• _Problem description_
Write out the whole listing again, exactly.

Start of Stored records

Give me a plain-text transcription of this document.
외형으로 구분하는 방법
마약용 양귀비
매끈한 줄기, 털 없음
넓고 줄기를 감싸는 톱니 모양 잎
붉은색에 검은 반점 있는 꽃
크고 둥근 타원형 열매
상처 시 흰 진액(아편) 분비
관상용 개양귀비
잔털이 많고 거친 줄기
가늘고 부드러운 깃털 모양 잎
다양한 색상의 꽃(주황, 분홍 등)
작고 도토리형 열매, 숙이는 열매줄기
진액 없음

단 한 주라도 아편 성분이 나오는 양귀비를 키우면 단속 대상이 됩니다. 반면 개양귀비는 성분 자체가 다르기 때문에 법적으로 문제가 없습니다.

End of Stored records

• _Full solution_
Give me a plain-text transcription of this document.
외형으로 구분하는 방법
마약용 양귀비
매끈한 줄기, 털 없음
넓고 줄기를 감싸는 톱니 모양 잎
붉은색에 검은 반점 있는 꽃
크고 둥근 타원형 열매
상처 시 흰 진액(아편) 분비
관상용 개양귀비
잔털이 많고 거친 줄기
가늘고 부드러운 깃털 모양 잎
다양한 색상의 꽃(주황, 분홍 등)
작고 도토리형 열매, 숙이는 열매줄기
진액 없음

단 한 주라도 아편 성분이 나오는 양귀비를 키우면 단속 대상이 됩니다. 반면 개양귀비는 성분 자체가 다르기 때문에 법적으로 문제가 없습니다.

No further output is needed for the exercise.